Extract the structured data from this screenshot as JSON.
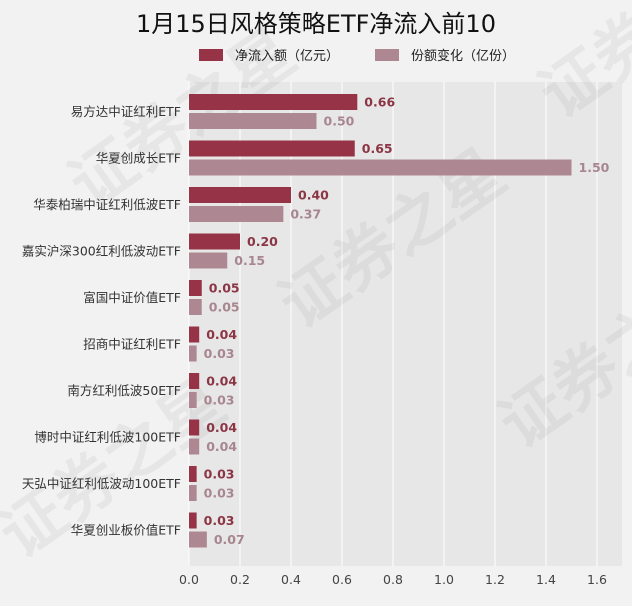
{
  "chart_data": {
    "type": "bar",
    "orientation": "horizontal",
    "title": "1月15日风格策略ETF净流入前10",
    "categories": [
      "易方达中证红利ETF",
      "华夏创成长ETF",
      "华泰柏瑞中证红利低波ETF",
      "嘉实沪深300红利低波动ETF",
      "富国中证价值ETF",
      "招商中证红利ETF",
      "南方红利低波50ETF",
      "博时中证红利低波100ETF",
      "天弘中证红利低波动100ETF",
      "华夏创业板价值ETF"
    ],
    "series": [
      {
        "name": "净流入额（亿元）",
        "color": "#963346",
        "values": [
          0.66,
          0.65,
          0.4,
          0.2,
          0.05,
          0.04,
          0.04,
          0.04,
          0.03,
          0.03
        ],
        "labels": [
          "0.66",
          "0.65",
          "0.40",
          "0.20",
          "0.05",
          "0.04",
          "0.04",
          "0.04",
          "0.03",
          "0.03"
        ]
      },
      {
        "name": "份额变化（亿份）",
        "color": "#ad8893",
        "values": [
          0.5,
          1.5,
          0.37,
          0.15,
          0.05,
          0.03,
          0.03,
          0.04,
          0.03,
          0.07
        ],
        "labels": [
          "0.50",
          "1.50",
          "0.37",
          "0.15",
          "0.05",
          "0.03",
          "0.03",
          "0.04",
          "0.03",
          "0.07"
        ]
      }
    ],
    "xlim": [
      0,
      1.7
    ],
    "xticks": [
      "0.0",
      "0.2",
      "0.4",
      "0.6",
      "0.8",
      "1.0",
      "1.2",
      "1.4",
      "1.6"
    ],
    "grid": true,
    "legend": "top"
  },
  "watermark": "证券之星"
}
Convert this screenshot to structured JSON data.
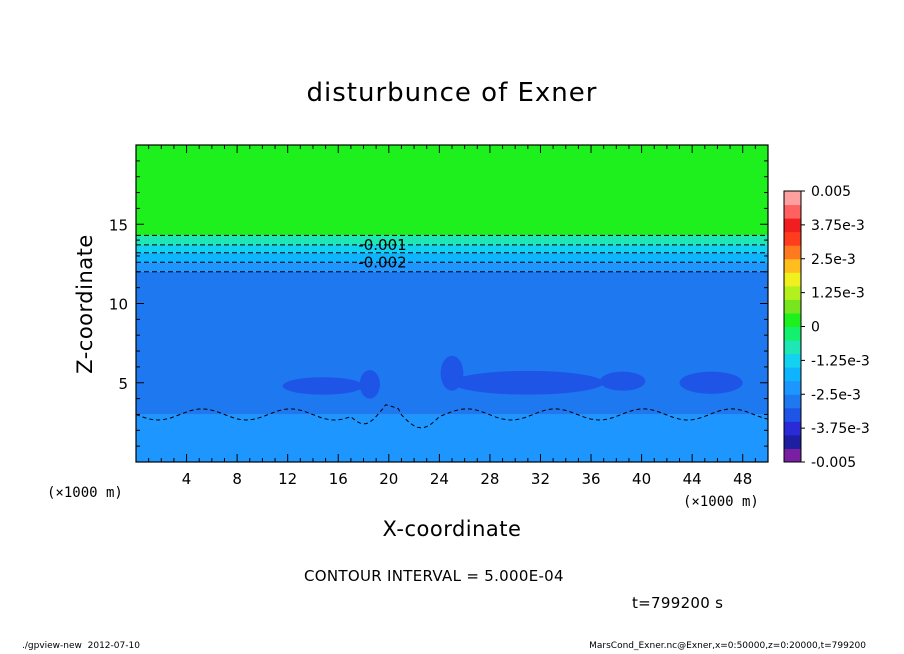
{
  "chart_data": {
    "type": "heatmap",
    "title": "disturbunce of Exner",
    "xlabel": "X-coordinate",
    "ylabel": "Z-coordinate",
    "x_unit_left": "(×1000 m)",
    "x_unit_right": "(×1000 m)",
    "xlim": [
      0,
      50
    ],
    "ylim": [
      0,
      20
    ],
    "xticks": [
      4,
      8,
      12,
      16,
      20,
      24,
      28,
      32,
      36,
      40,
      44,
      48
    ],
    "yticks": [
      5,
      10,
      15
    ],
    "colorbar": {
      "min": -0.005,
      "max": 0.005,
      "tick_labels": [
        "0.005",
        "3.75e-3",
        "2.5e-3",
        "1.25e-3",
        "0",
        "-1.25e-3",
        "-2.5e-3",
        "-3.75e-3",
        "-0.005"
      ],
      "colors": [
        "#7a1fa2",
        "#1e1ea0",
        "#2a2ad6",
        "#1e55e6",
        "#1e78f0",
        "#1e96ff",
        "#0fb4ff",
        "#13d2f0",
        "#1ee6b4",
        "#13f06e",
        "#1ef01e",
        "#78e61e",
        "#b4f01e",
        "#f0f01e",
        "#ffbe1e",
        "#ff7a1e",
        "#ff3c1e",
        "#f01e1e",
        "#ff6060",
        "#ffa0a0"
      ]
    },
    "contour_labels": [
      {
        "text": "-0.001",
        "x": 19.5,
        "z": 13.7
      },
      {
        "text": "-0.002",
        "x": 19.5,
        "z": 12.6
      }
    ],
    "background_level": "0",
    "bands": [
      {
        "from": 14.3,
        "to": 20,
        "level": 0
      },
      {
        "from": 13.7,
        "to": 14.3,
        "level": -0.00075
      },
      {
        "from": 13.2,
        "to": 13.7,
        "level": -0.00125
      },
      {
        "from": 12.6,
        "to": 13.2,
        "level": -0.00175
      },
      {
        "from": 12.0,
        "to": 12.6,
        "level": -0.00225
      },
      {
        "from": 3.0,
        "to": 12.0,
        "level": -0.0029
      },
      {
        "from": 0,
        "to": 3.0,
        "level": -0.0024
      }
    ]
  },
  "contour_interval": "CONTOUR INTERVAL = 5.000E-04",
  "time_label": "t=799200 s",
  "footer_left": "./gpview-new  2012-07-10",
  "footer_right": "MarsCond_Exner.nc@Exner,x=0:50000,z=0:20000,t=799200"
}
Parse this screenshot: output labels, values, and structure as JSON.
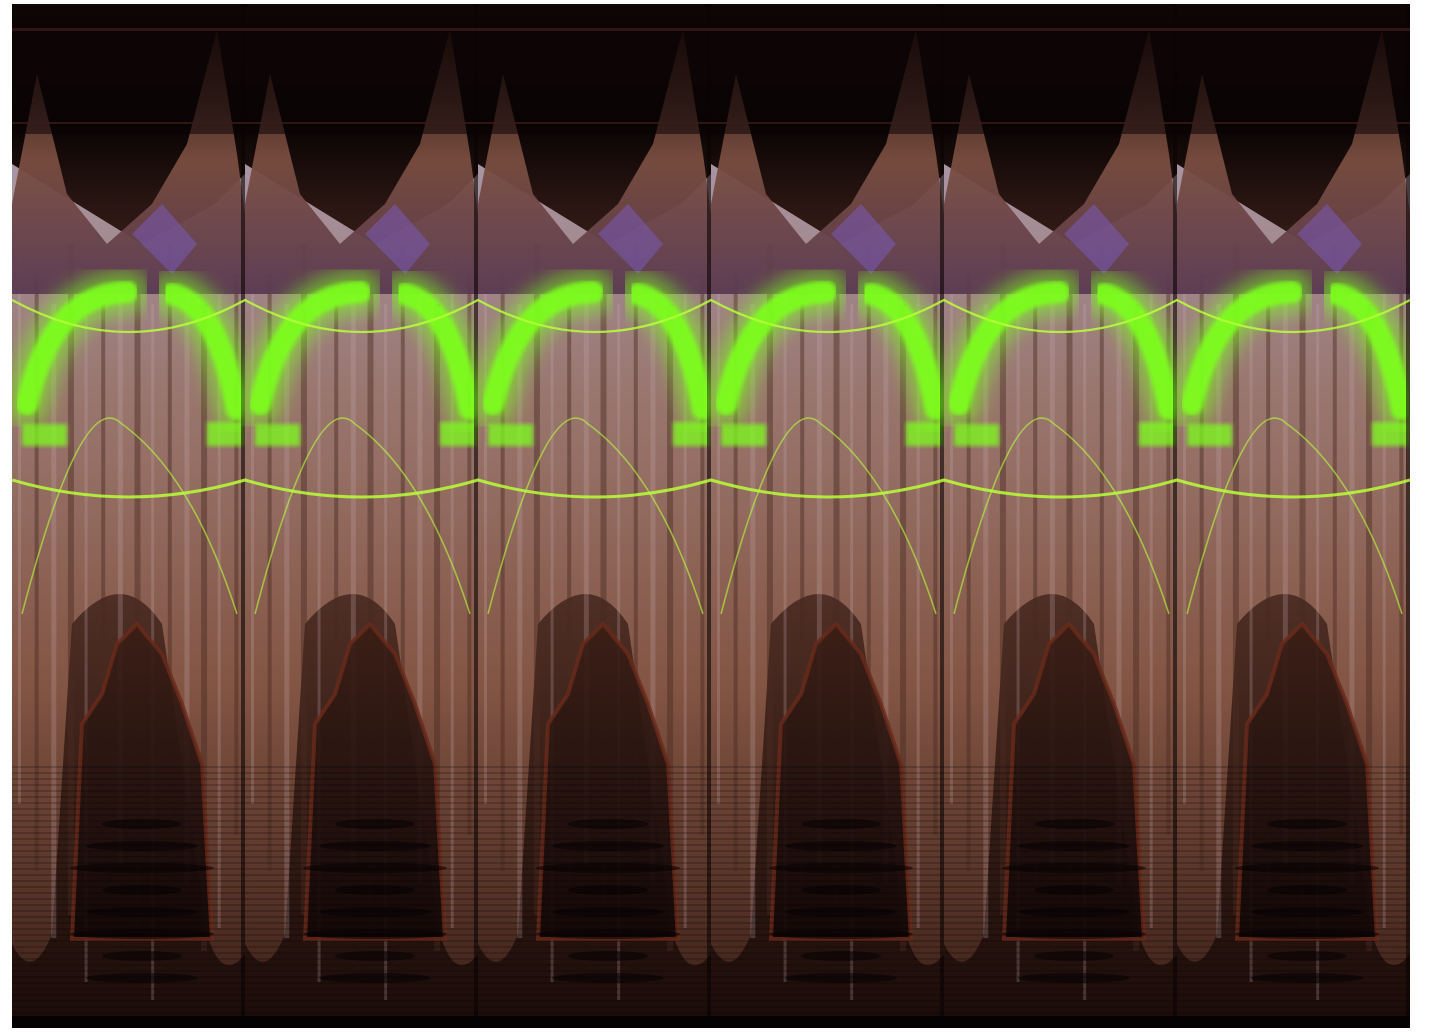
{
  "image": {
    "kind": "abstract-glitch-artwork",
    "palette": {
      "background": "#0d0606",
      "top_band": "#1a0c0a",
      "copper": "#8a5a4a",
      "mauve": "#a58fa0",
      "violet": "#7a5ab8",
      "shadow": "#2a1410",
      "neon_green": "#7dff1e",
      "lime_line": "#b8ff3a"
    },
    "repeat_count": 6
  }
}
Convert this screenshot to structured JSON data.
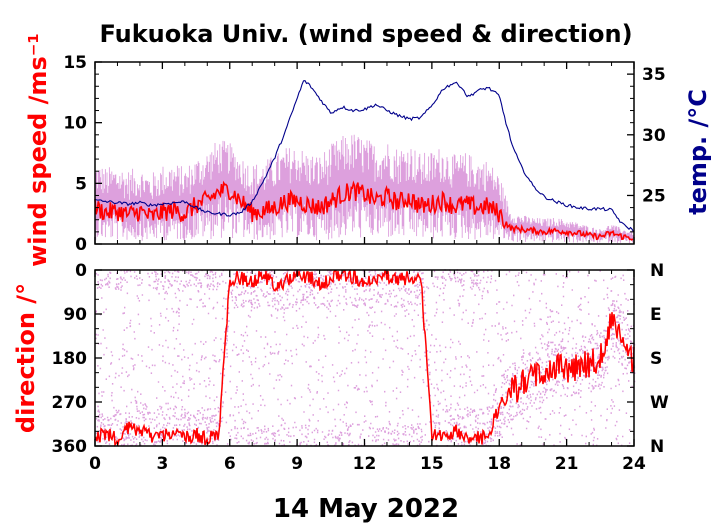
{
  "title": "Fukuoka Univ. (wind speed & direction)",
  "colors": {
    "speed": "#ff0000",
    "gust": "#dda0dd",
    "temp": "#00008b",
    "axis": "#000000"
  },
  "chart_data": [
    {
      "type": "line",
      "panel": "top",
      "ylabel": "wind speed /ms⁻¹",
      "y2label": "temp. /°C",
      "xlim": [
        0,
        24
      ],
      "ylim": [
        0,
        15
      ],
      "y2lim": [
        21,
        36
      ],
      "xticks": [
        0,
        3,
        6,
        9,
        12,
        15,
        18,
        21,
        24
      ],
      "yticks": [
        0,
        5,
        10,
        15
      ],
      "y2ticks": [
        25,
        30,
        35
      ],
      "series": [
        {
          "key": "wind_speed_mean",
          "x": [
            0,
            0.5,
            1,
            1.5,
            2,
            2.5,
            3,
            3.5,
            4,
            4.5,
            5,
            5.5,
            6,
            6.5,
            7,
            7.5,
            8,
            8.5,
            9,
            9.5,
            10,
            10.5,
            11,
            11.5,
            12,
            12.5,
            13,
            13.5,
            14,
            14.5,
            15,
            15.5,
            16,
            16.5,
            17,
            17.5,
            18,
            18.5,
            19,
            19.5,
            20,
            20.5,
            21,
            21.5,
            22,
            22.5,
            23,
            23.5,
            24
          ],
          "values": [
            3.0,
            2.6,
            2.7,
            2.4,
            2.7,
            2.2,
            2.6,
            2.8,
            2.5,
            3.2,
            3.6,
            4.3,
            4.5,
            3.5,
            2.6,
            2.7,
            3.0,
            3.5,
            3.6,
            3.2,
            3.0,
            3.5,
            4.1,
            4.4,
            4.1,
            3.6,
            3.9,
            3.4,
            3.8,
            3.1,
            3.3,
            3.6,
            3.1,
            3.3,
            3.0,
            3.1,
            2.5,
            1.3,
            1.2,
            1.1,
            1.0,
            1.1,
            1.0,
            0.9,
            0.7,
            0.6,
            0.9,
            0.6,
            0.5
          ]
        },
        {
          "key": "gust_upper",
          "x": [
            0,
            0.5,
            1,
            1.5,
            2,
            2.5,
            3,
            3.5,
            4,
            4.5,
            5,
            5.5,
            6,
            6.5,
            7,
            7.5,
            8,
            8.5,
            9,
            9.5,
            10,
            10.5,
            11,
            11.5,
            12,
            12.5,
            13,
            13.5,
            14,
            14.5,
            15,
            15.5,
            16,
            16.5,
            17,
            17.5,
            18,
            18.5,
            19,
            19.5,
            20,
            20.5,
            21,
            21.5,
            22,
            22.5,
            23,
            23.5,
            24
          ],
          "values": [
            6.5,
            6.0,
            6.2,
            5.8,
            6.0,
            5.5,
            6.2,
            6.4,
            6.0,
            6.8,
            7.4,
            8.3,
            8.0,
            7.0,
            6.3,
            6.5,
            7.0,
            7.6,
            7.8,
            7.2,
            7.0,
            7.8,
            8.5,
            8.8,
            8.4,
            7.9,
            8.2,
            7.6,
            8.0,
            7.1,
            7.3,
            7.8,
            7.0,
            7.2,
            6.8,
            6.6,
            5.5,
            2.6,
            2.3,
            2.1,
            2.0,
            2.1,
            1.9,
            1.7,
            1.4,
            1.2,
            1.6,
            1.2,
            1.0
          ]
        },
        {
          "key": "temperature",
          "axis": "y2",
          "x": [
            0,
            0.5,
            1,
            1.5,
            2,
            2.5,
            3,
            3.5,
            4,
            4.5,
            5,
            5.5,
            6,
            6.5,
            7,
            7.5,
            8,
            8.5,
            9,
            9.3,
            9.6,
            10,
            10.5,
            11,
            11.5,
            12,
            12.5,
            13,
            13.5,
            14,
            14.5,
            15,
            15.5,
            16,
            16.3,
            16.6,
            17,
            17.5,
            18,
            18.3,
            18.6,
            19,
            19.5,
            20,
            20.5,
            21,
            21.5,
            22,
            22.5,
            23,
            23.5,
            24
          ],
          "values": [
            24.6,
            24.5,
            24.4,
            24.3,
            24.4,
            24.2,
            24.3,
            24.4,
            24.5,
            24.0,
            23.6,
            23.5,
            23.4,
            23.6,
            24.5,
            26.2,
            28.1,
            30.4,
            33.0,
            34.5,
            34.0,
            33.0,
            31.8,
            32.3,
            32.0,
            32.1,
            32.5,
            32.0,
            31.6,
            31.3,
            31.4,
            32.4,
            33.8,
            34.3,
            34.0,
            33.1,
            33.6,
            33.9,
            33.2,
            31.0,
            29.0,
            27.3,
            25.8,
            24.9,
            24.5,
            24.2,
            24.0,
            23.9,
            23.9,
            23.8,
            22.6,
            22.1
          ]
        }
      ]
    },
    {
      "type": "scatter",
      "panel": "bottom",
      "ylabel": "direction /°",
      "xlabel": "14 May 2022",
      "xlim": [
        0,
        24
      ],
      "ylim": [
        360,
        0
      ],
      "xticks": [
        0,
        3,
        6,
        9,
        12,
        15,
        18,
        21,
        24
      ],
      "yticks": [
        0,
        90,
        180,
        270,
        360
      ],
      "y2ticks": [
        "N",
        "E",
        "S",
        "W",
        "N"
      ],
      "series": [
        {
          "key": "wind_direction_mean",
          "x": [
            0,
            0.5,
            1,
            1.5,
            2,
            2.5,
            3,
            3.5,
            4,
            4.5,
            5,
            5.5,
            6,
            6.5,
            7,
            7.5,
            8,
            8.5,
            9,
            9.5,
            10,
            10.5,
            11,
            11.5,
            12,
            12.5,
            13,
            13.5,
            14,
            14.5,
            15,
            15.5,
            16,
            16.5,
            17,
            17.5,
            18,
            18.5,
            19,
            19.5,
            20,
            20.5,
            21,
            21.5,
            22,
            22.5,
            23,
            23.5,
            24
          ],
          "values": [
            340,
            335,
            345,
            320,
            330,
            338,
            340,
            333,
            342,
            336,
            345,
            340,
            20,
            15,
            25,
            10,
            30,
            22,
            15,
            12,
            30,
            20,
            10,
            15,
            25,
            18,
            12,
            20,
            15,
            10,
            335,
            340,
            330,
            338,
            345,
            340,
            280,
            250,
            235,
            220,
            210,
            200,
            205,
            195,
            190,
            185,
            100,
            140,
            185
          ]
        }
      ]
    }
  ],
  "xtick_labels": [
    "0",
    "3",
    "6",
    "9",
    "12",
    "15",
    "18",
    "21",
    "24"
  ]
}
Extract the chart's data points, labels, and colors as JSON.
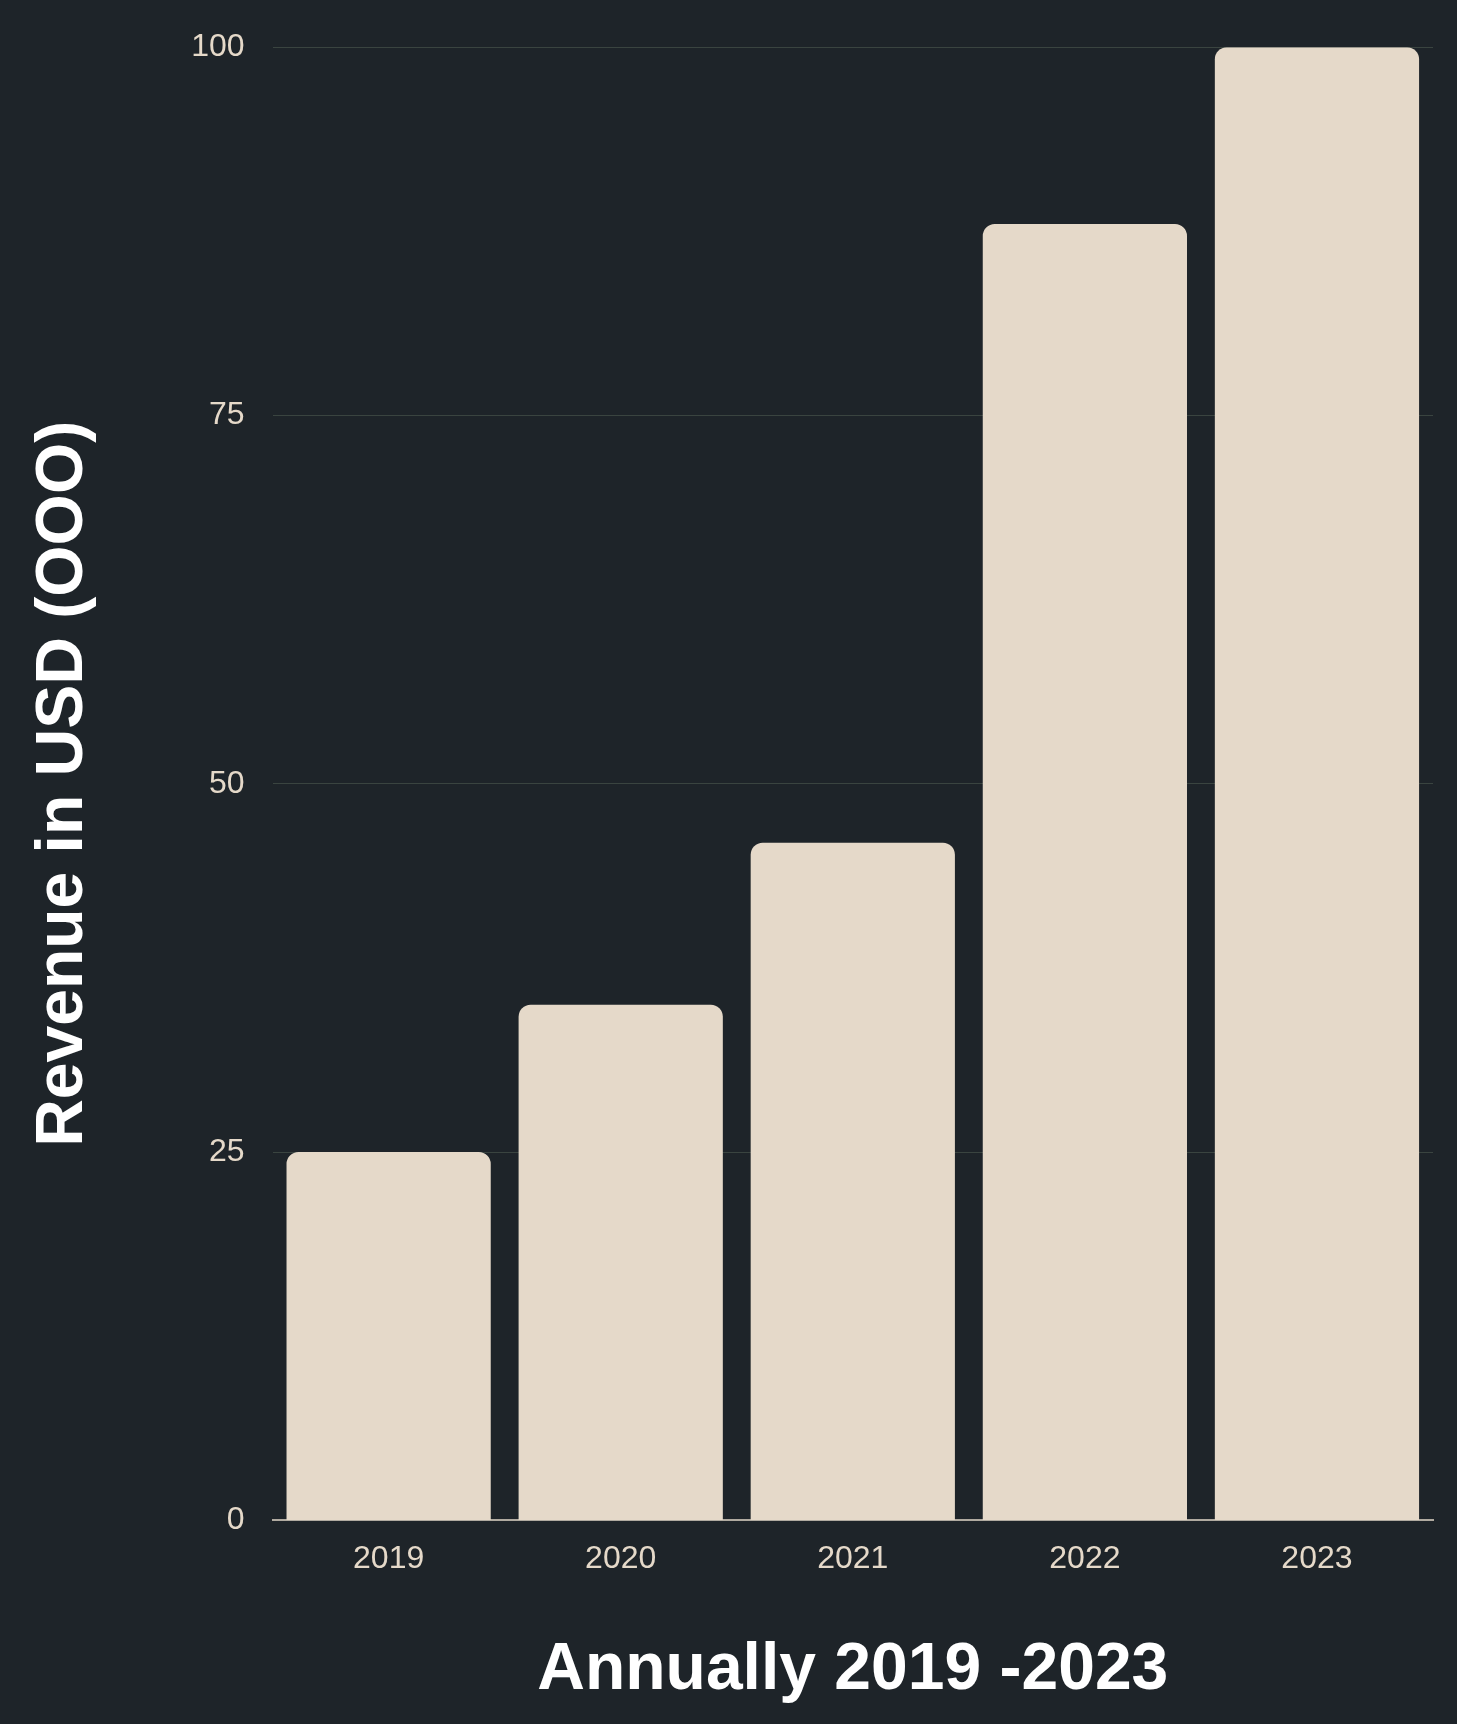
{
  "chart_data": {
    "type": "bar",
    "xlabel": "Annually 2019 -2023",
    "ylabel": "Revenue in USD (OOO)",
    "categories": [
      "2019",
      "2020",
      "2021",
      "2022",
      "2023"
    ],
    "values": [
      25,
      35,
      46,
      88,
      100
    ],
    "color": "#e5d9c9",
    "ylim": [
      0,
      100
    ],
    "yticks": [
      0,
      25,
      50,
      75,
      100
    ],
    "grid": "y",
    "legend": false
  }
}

◆ ◆ ◆ ◆ ◆ ◆ ◆

Check each line in the records for the word "Extract" and say how many have it, with nothing else.

2